## [Task inputs]
────────

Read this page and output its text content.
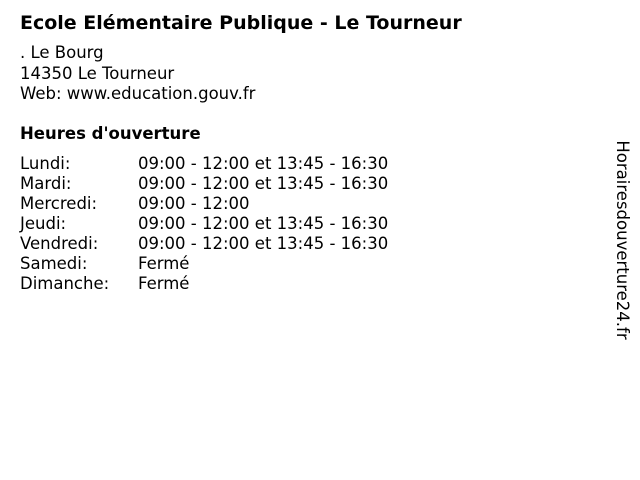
Ecole Elémentaire Publique - Le Tourneur
. Le Bourg
14350 Le Tourneur
Web: www.education.gouv.fr
Heures d'ouverture
Lundi:	09:00 - 12:00 et 13:45 - 16:30
Mardi:	09:00 - 12:00 et 13:45 - 16:30
Mercredi: 09:00 - 12:00
Jeudi:	09:00 - 12:00 et 13:45 - 16:30
Vendredi: 09:00 - 12:00 et 13:45 - 16:30
Samedi:	Fermé
Dimanche: Fermé	Horairesdouverture24.fr
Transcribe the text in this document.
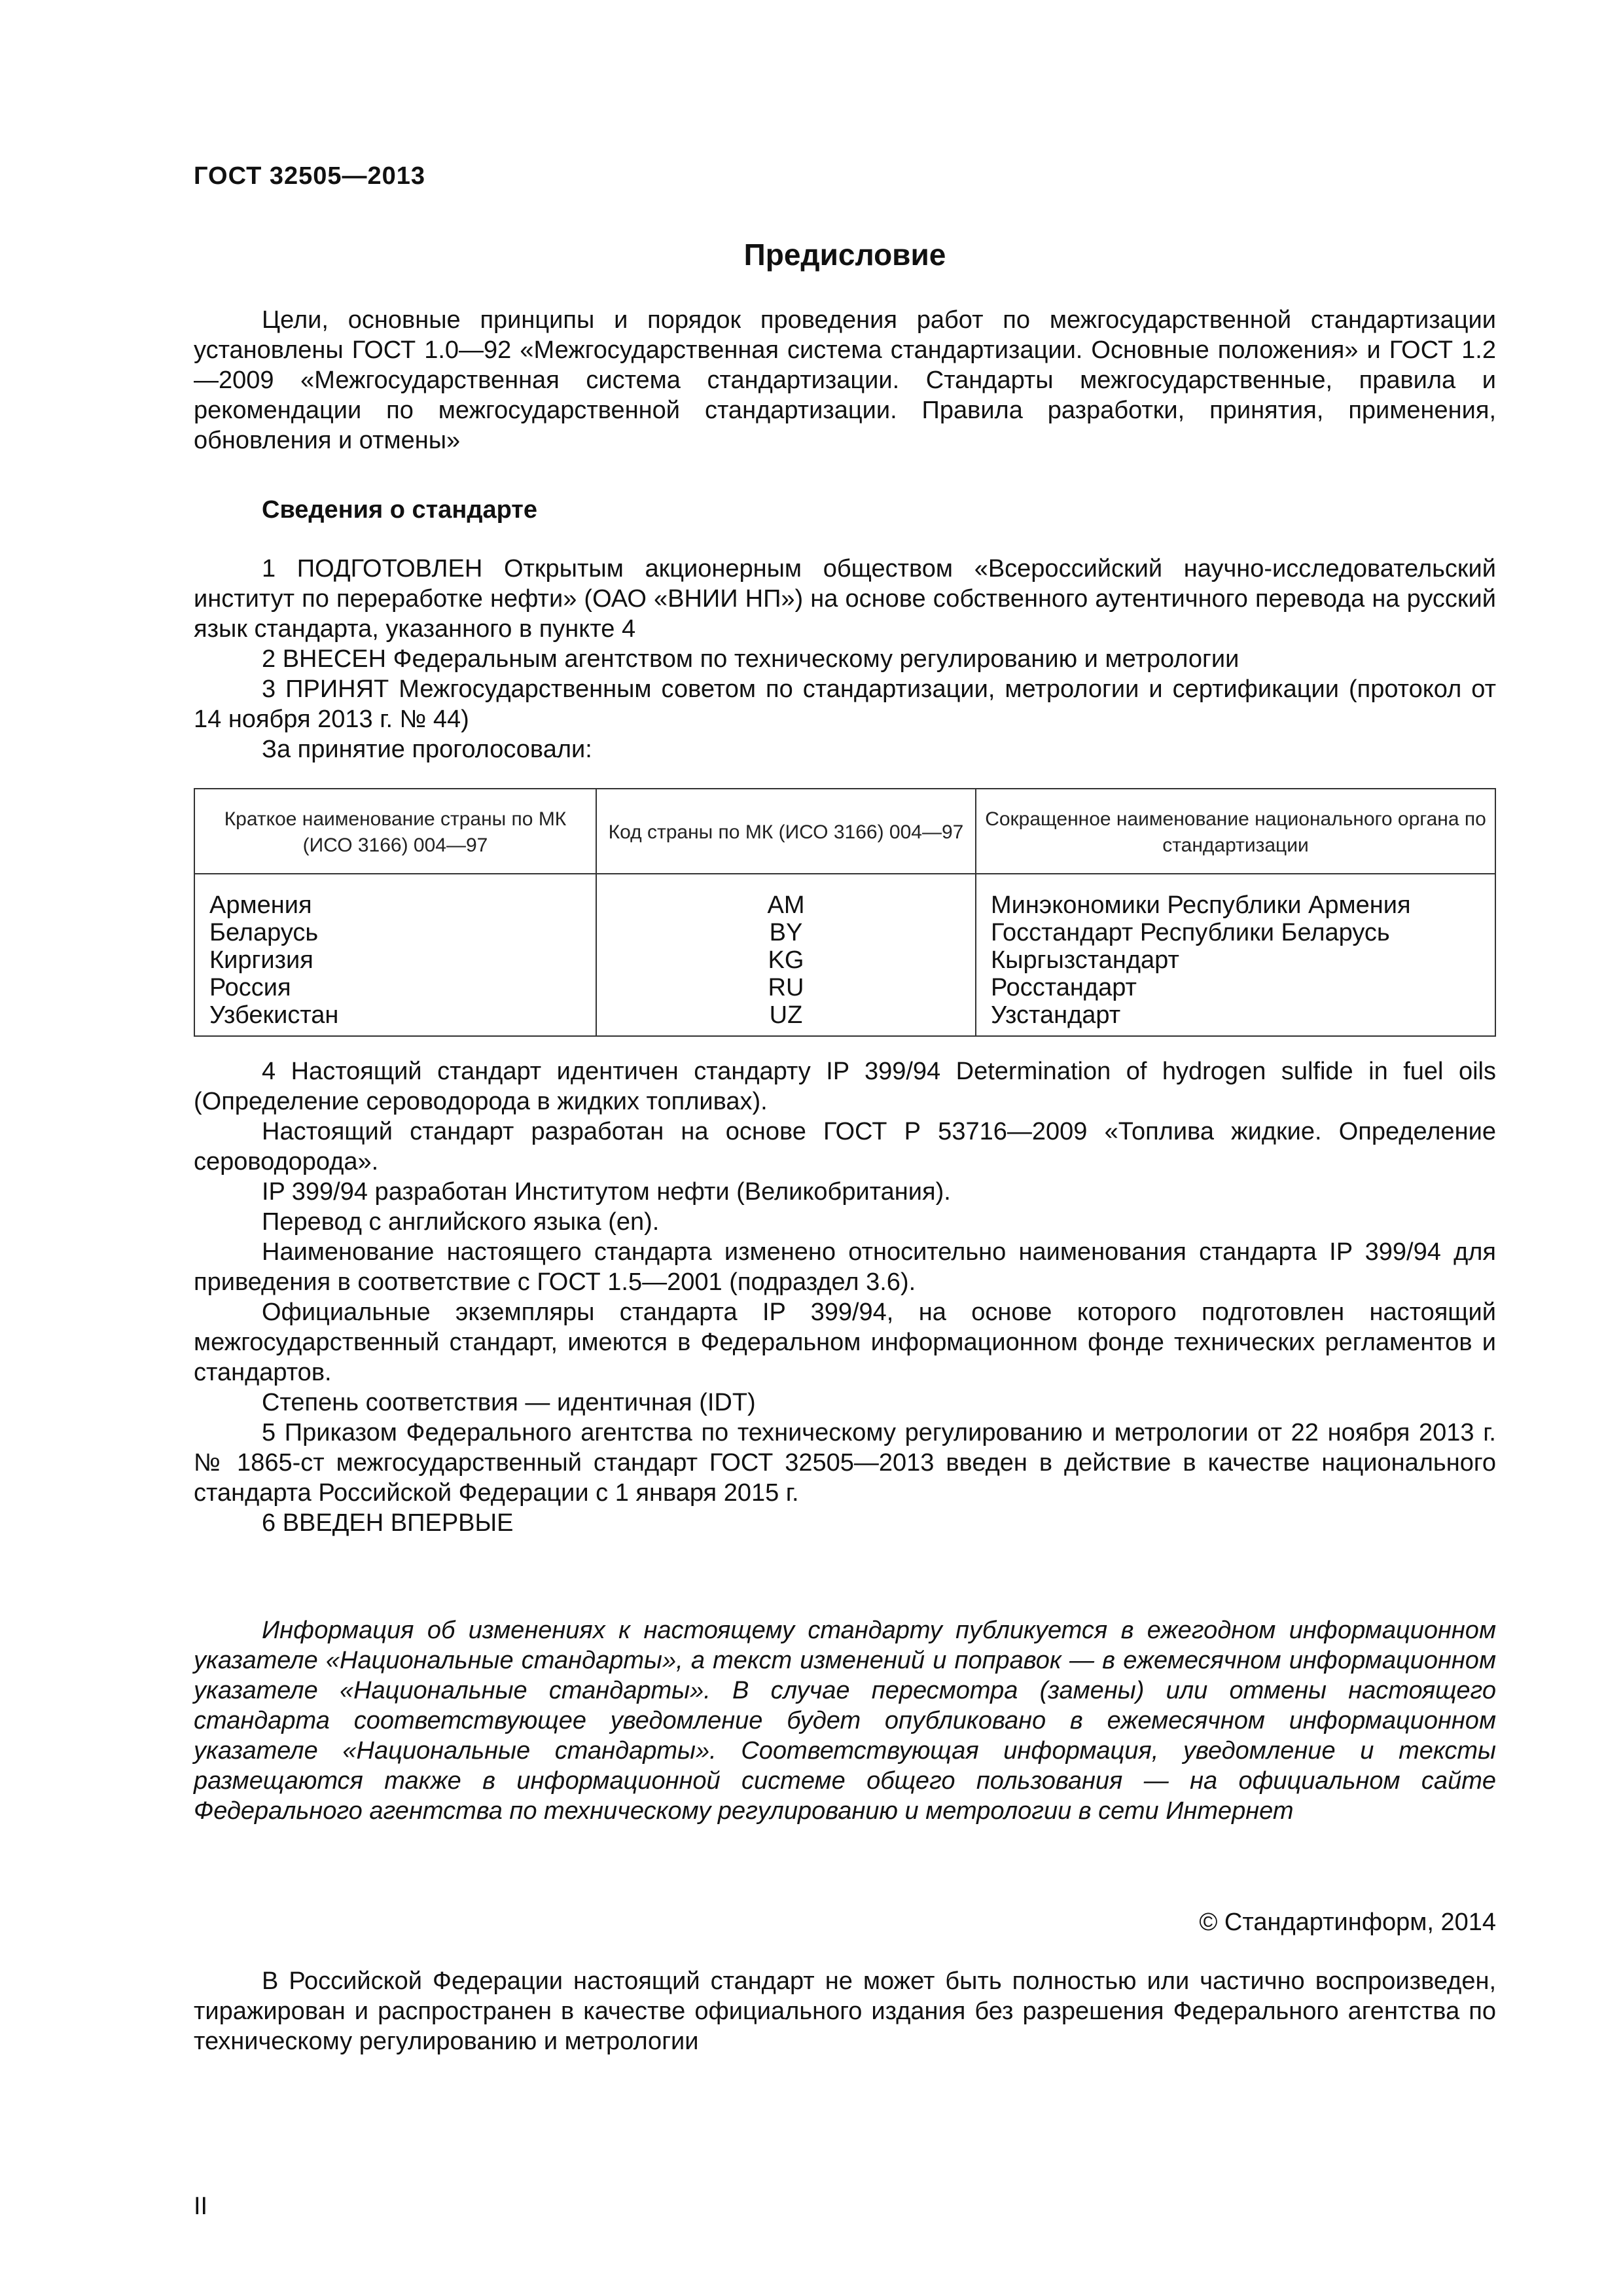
ГОСТ 32505—2013
Предисловие

Цели, основные принципы и порядок проведения работ по межгосударственной стандартизации установлены ГОСТ 1.0—92 «Межгосударственная система стандартизации. Основные положения» и ГОСТ 1.2—2009 «Межгосударственная система стандартизации. Стандарты межгосударственные, правила и рекомендации по межгосударственной стандартизации. Правила разработки, принятия, применения, обновления и отмены»

Сведения о стандарте

1 ПОДГОТОВЛЕН Открытым акционерным обществом «Всероссийский научно-исследовательский институт по переработке нефти» (ОАО «ВНИИ НП») на основе собственного аутентичного перевода на русский язык стандарта, указанного в пункте 4

2 ВНЕСЕН Федеральным агентством по техническому регулированию и метрологии

3 ПРИНЯТ Межгосударственным советом по стандартизации, метрологии и сертификации (протокол от 14 ноября 2013 г. № 44)

За принятие проголосовали:

Краткое наименование страны по МК (ИСО 3166) 004—97	Код страны по МК (ИСО 3166) 004—97	Сокращенное наименование национального органа по стандартизации
Армения	AM	Минэкономики Республики Армения
Беларусь	BY	Госстандарт Республики Беларусь
Киргизия	KG	Кыргызстандарт
Россия	RU	Росстандарт
Узбекистан	UZ	Узстандарт

4 Настоящий стандарт идентичен стандарту IP 399/94 Determination of hydrogen sulfide in fuel oils (Определение сероводорода в жидких топливах).

Настоящий стандарт разработан на основе ГОСТ Р 53716—2009 «Топлива жидкие. Определение сероводорода».

IP 399/94 разработан Институтом нефти (Великобритания).

Перевод с английского языка (en).

Наименование настоящего стандарта изменено относительно наименования стандарта IP 399/94 для приведения в соответствие с ГОСТ 1.5—2001 (подраздел 3.6).

Официальные экземпляры стандарта IP 399/94, на основе которого подготовлен настоящий межгосударственный стандарт, имеются в Федеральном информационном фонде технических регламентов и стандартов.

Степень соответствия — идентичная (IDT)

5 Приказом Федерального агентства по техническому регулированию и метрологии от 22 ноября 2013 г. № 1865-ст межгосударственный стандарт ГОСТ 32505—2013 введен в действие в качестве национального стандарта Российской Федерации с 1 января 2015 г.

6 ВВЕДЕН ВПЕРВЫЕ

Информация об изменениях к настоящему стандарту публикуется в ежегодном информационном указателе «Национальные стандарты», а текст изменений и поправок — в ежемесячном информационном указателе «Национальные стандарты». В случае пересмотра (замены) или отмены настоящего стандарта соответствующее уведомление будет опубликовано в ежемесячном информационном указателе «Национальные стандарты». Соответствующая информация, уведомление и тексты размещаются также в информационной системе общего пользования — на официальном сайте Федерального агентства по техническому регулированию и метрологии в сети Интернет

© Стандартинформ, 2014

В Российской Федерации настоящий стандарт не может быть полностью или частично воспроизведен, тиражирован и распространен в качестве официального издания без разрешения Федерального агентства по техническому регулированию и метрологии

II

────────

## [Problem to solve]
Go through the listing above and pull out each line containing the word "this".

## [Full response]
Read this page and output its text content.
Transcribe the text in this document.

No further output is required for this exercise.